AIM OF THE TASK
Without including any pictures, write out the listing below exactly.

WORKING DATA
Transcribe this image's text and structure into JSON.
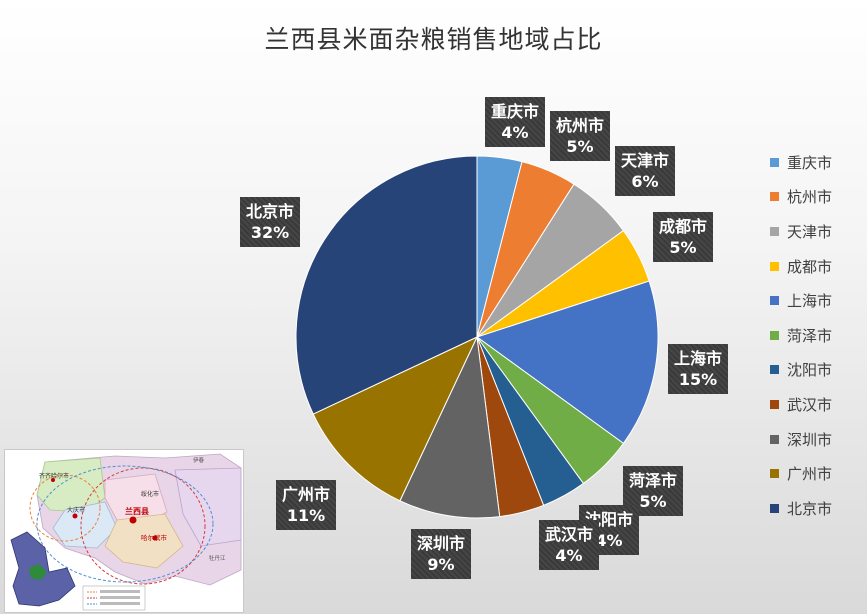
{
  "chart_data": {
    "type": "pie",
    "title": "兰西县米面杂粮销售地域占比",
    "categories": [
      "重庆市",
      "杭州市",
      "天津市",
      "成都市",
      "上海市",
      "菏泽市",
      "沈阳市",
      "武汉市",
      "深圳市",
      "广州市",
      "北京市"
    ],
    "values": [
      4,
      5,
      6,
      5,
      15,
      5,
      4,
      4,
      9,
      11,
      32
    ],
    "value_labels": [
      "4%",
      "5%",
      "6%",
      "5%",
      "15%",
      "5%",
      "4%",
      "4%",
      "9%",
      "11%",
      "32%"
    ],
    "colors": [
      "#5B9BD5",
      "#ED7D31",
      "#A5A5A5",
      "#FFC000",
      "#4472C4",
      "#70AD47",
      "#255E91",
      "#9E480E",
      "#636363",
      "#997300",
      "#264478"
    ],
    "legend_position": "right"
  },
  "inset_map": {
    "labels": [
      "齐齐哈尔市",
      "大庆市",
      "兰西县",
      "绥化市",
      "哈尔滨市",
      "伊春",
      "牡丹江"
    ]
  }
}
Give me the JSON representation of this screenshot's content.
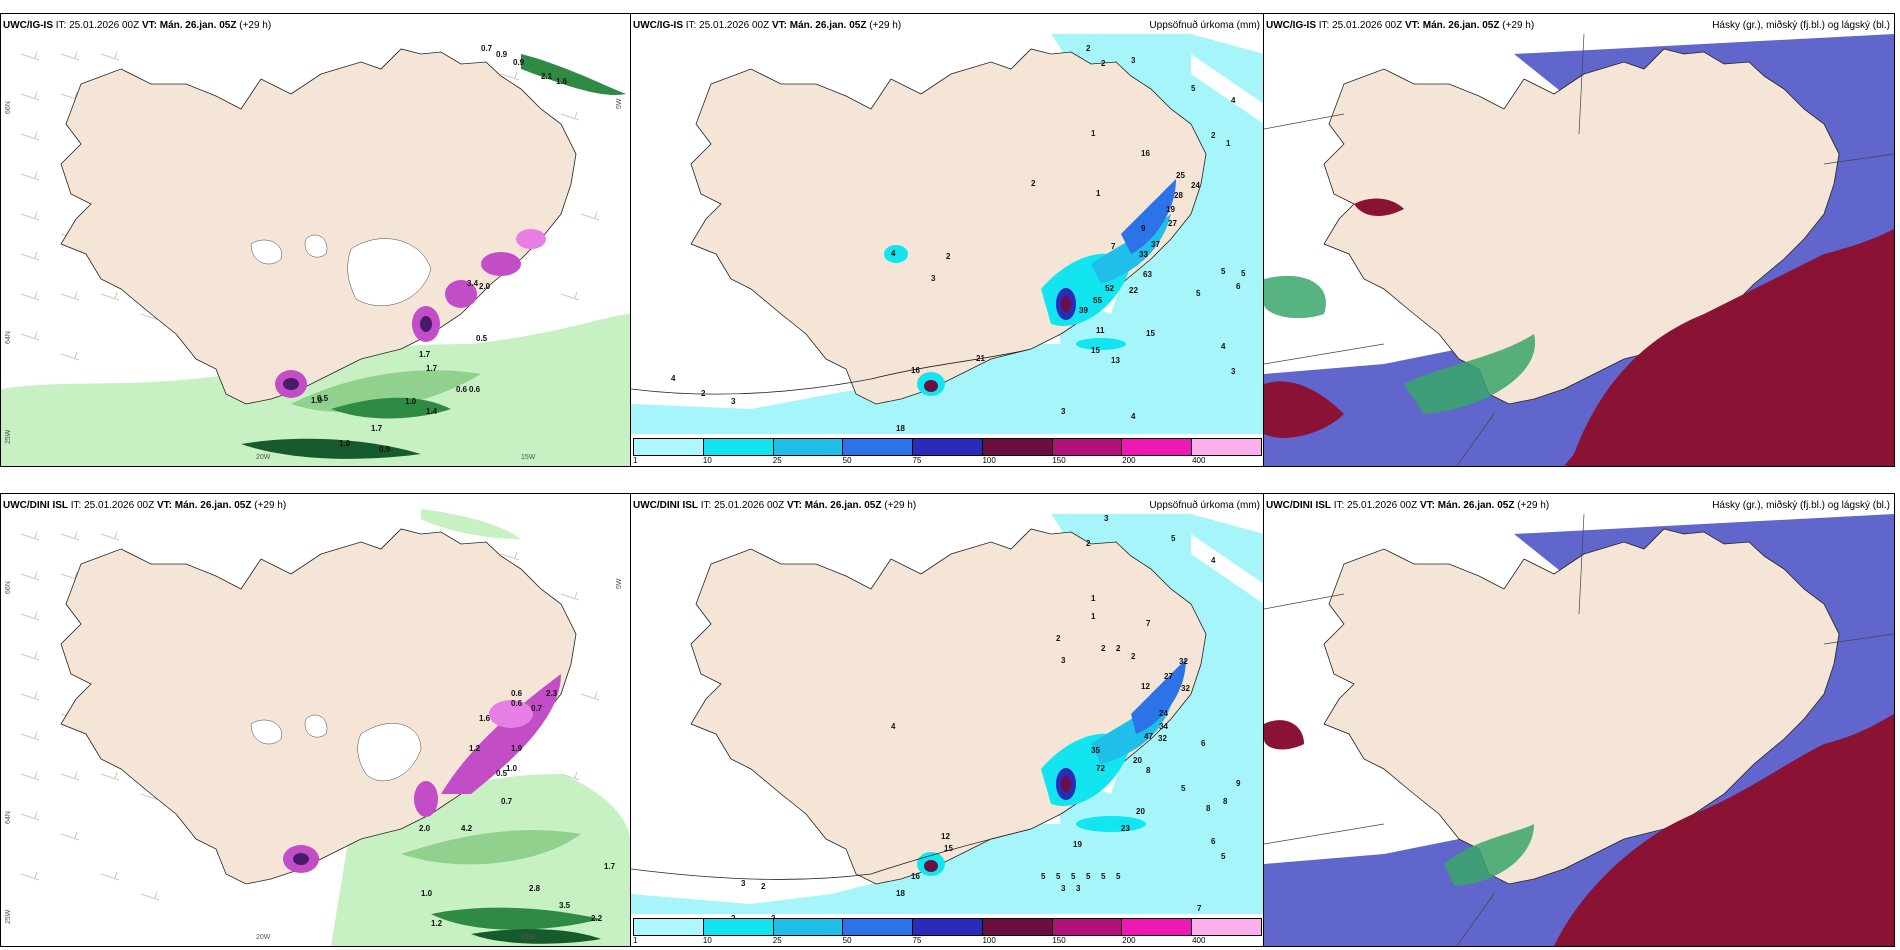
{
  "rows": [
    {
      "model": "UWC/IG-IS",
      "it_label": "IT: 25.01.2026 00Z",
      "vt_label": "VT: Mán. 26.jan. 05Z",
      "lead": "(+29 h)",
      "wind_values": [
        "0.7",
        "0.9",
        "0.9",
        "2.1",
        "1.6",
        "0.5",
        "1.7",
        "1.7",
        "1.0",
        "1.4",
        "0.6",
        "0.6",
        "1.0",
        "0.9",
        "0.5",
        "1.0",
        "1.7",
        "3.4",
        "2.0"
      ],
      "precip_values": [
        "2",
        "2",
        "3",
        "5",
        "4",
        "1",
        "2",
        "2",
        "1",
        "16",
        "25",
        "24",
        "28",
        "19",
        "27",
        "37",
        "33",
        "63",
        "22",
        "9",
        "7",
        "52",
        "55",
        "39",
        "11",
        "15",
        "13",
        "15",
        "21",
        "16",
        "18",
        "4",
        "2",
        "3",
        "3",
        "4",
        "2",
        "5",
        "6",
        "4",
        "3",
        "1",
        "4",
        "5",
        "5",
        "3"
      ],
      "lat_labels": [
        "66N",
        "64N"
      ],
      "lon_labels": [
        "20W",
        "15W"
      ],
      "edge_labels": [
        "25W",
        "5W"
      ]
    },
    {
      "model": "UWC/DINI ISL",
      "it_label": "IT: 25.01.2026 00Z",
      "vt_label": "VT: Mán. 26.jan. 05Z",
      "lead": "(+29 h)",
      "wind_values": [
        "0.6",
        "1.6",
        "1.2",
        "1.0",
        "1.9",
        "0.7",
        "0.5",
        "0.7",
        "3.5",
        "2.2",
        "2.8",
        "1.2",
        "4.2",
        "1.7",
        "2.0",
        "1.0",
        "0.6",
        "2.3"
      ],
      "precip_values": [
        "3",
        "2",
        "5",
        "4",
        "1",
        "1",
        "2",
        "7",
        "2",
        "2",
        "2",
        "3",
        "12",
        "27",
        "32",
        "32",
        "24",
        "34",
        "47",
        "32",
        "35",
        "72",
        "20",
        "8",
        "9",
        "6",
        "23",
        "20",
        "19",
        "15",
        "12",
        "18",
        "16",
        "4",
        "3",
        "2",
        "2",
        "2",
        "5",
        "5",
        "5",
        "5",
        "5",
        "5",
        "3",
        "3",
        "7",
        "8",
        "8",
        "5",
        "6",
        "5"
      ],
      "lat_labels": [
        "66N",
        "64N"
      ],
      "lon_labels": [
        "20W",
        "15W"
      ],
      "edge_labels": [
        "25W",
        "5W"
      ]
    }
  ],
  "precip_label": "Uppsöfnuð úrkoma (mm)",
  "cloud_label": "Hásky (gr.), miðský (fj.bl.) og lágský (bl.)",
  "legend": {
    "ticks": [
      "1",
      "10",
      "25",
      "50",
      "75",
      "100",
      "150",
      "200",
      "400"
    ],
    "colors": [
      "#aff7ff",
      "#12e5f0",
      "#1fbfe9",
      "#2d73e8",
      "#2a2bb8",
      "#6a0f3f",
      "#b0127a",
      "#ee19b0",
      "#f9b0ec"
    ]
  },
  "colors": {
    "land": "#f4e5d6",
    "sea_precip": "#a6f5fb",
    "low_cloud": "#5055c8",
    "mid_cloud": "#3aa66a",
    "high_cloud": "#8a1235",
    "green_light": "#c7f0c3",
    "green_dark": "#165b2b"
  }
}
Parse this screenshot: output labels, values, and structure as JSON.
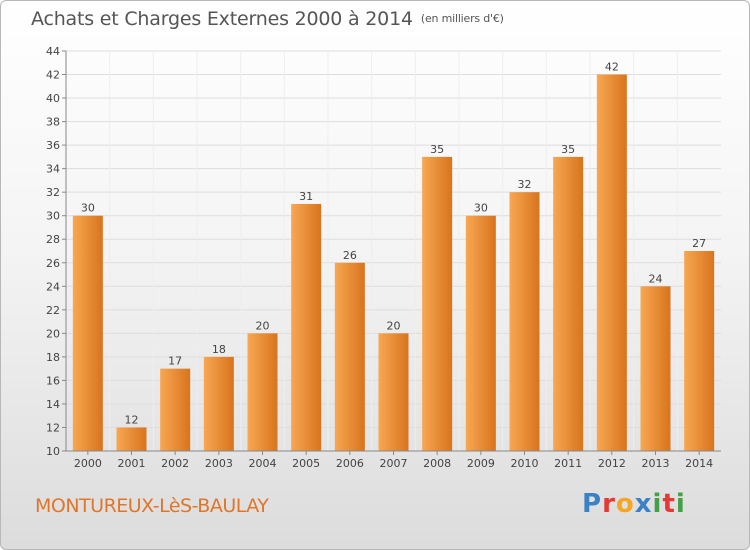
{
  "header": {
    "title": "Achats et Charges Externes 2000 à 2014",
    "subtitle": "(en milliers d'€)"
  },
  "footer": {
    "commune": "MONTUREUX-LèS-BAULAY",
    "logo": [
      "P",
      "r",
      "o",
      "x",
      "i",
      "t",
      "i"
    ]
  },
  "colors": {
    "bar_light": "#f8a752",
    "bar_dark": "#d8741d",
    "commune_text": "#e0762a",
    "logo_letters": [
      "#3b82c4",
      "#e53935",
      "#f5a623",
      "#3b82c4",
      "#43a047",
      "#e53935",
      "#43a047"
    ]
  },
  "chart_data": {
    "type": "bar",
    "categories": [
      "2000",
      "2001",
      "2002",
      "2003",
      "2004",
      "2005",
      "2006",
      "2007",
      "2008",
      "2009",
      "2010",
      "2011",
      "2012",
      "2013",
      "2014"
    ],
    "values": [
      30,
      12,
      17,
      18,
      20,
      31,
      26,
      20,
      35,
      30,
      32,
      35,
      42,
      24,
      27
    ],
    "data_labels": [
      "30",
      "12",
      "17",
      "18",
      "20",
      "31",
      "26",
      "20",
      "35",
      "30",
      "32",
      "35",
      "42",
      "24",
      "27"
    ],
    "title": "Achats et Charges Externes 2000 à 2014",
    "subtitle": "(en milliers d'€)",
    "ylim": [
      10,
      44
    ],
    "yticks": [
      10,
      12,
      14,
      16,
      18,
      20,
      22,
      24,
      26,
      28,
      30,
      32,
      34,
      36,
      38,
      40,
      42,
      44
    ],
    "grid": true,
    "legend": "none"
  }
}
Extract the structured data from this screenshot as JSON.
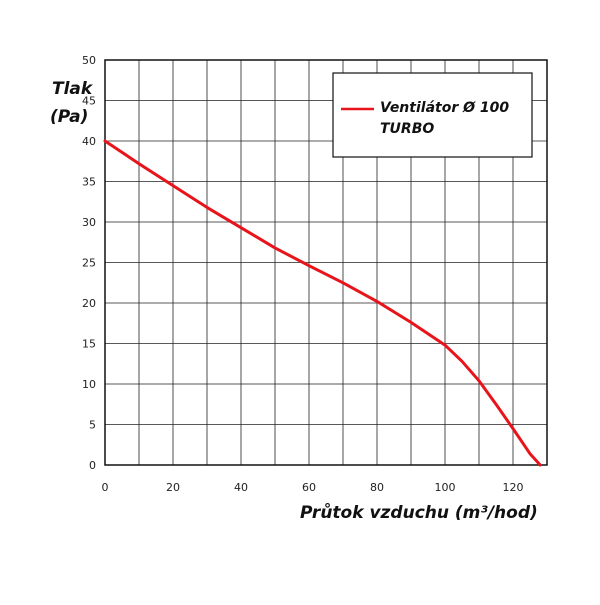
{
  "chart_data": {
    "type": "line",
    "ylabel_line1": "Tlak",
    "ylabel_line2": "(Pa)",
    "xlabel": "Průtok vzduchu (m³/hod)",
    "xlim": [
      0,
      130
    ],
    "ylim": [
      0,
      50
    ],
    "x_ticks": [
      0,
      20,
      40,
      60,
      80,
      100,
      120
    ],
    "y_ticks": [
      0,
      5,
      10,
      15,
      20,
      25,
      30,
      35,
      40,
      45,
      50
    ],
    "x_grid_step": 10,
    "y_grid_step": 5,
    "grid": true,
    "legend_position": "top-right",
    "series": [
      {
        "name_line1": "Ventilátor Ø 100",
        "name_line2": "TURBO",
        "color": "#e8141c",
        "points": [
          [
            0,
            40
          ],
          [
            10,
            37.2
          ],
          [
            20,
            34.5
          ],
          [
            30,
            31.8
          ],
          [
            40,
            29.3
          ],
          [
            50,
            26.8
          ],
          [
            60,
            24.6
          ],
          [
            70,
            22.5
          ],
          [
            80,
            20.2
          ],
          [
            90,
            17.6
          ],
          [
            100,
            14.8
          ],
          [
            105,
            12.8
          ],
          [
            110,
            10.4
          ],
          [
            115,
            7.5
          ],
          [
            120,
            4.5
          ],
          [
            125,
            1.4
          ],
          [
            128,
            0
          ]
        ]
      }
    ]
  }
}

WRITTEN SOLUTION
Transcribe this image's text and structure into JSON.
{
  "chart_data": {
    "type": "pie",
    "title": "兰西县米面杂粮销售地域占比",
    "categories": [
      "重庆市",
      "杭州市",
      "天津市",
      "成都市",
      "上海市",
      "菏泽市",
      "沈阳市",
      "武汉市",
      "深圳市",
      "广州市",
      "北京市"
    ],
    "values": [
      4,
      5,
      6,
      5,
      15,
      5,
      4,
      4,
      9,
      11,
      32
    ],
    "value_labels": [
      "4%",
      "5%",
      "6%",
      "5%",
      "15%",
      "5%",
      "4%",
      "4%",
      "9%",
      "11%",
      "32%"
    ],
    "colors": [
      "#5B9BD5",
      "#ED7D31",
      "#A5A5A5",
      "#FFC000",
      "#4472C4",
      "#70AD47",
      "#255E91",
      "#9E480E",
      "#636363",
      "#997300",
      "#264478"
    ],
    "legend_position": "right"
  },
  "inset_map": {
    "labels": [
      "齐齐哈尔市",
      "大庆市",
      "兰西县",
      "绥化市",
      "哈尔滨市",
      "伊春",
      "牡丹江"
    ]
  }
}
Give me the JSON representation of this screenshot's content.
{
  "rows": [
    {
      "model": "UWC/IG-IS",
      "it_label": "IT: 25.01.2026 00Z",
      "vt_label": "VT: Mán. 26.jan. 05Z",
      "lead": "(+29 h)",
      "wind_values": [
        "0.7",
        "0.9",
        "0.9",
        "2.1",
        "1.6",
        "0.5",
        "1.7",
        "1.7",
        "1.0",
        "1.4",
        "0.6",
        "0.6",
        "1.0",
        "0.9",
        "0.5",
        "1.0",
        "1.7",
        "3.4",
        "2.0"
      ],
      "precip_values": [
        "2",
        "2",
        "3",
        "5",
        "4",
        "1",
        "2",
        "2",
        "1",
        "16",
        "25",
        "24",
        "28",
        "19",
        "27",
        "37",
        "33",
        "63",
        "22",
        "9",
        "7",
        "52",
        "55",
        "39",
        "11",
        "15",
        "13",
        "15",
        "21",
        "16",
        "18",
        "4",
        "2",
        "3",
        "3",
        "4",
        "2",
        "5",
        "6",
        "4",
        "3",
        "1",
        "4",
        "5",
        "5",
        "3"
      ],
      "lat_labels": [
        "66N",
        "64N"
      ],
      "lon_labels": [
        "20W",
        "15W"
      ],
      "edge_labels": [
        "25W",
        "5W"
      ]
    },
    {
      "model": "UWC/DINI ISL",
      "it_label": "IT: 25.01.2026 00Z",
      "vt_label": "VT: Mán. 26.jan. 05Z",
      "lead": "(+29 h)",
      "wind_values": [
        "0.6",
        "1.6",
        "1.2",
        "1.0",
        "1.9",
        "0.7",
        "0.5",
        "0.7",
        "3.5",
        "2.2",
        "2.8",
        "1.2",
        "4.2",
        "1.7",
        "2.0",
        "1.0",
        "0.6",
        "2.3"
      ],
      "precip_values": [
        "3",
        "2",
        "5",
        "4",
        "1",
        "1",
        "2",
        "7",
        "2",
        "2",
        "2",
        "3",
        "12",
        "27",
        "32",
        "32",
        "24",
        "34",
        "47",
        "32",
        "35",
        "72",
        "20",
        "8",
        "9",
        "6",
        "23",
        "20",
        "19",
        "15",
        "12",
        "18",
        "16",
        "4",
        "3",
        "2",
        "2",
        "2",
        "5",
        "5",
        "5",
        "5",
        "5",
        "5",
        "3",
        "3",
        "7",
        "8",
        "8",
        "5",
        "6",
        "5"
      ],
      "lat_labels": [
        "66N",
        "64N"
      ],
      "lon_labels": [
        "20W",
        "15W"
      ],
      "edge_labels": [
        "25W",
        "5W"
      ]
    }
  ],
  "precip_label": "Uppsöfnuð úrkoma (mm)",
  "cloud_label": "Hásky (gr.), miðský (fj.bl.) og lágský (bl.)",
  "legend": {
    "ticks": [
      "1",
      "10",
      "25",
      "50",
      "75",
      "100",
      "150",
      "200",
      "400"
    ],
    "colors": [
      "#aff7ff",
      "#12e5f0",
      "#1fbfe9",
      "#2d73e8",
      "#2a2bb8",
      "#6a0f3f",
      "#b0127a",
      "#ee19b0",
      "#f9b0ec"
    ]
  },
  "colors": {
    "land": "#f4e5d6",
    "sea_precip": "#a6f5fb",
    "low_cloud": "#5055c8",
    "mid_cloud": "#3aa66a",
    "high_cloud": "#8a1235",
    "green_light": "#c7f0c3",
    "green_dark": "#165b2b"
  }
}
Parse this screenshot: output labels, values, and structure as JSON.
{
  "header": {
    "title": "Achats et Charges Externes 2000 à 2014",
    "subtitle": "(en milliers d'€)"
  },
  "footer": {
    "commune": "MONTUREUX-LèS-BAULAY",
    "logo": [
      "P",
      "r",
      "o",
      "x",
      "i",
      "t",
      "i"
    ]
  },
  "colors": {
    "bar_light": "#f8a752",
    "bar_dark": "#d8741d",
    "commune_text": "#e0762a",
    "logo_letters": [
      "#3b82c4",
      "#e53935",
      "#f5a623",
      "#3b82c4",
      "#43a047",
      "#e53935",
      "#43a047"
    ]
  },
  "chart_data": {
    "type": "bar",
    "categories": [
      "2000",
      "2001",
      "2002",
      "2003",
      "2004",
      "2005",
      "2006",
      "2007",
      "2008",
      "2009",
      "2010",
      "2011",
      "2012",
      "2013",
      "2014"
    ],
    "values": [
      30,
      12,
      17,
      18,
      20,
      31,
      26,
      20,
      35,
      30,
      32,
      35,
      42,
      24,
      27
    ],
    "data_labels": [
      "30",
      "12",
      "17",
      "18",
      "20",
      "31",
      "26",
      "20",
      "35",
      "30",
      "32",
      "35",
      "42",
      "24",
      "27"
    ],
    "title": "Achats et Charges Externes 2000 à 2014",
    "subtitle": "(en milliers d'€)",
    "ylim": [
      10,
      44
    ],
    "yticks": [
      10,
      12,
      14,
      16,
      18,
      20,
      22,
      24,
      26,
      28,
      30,
      32,
      34,
      36,
      38,
      40,
      42,
      44
    ],
    "grid": true,
    "legend": "none"
  }
}
Extract the structured data from this screenshot as JSON.
{
  "chart_data": {
    "type": "line",
    "ylabel_line1": "Tlak",
    "ylabel_line2": "(Pa)",
    "xlabel": "Průtok vzduchu (m³/hod)",
    "xlim": [
      0,
      130
    ],
    "ylim": [
      0,
      50
    ],
    "x_ticks": [
      0,
      20,
      40,
      60,
      80,
      100,
      120
    ],
    "y_ticks": [
      0,
      5,
      10,
      15,
      20,
      25,
      30,
      35,
      40,
      45,
      50
    ],
    "x_grid_step": 10,
    "y_grid_step": 5,
    "grid": true,
    "legend_position": "top-right",
    "series": [
      {
        "name_line1": "Ventilátor Ø 100",
        "name_line2": "TURBO",
        "color": "#e8141c",
        "points": [
          [
            0,
            40
          ],
          [
            10,
            37.2
          ],
          [
            20,
            34.5
          ],
          [
            30,
            31.8
          ],
          [
            40,
            29.3
          ],
          [
            50,
            26.8
          ],
          [
            60,
            24.6
          ],
          [
            70,
            22.5
          ],
          [
            80,
            20.2
          ],
          [
            90,
            17.6
          ],
          [
            100,
            14.8
          ],
          [
            105,
            12.8
          ],
          [
            110,
            10.4
          ],
          [
            115,
            7.5
          ],
          [
            120,
            4.5
          ],
          [
            125,
            1.4
          ],
          [
            128,
            0
          ]
        ]
      }
    ]
  }
}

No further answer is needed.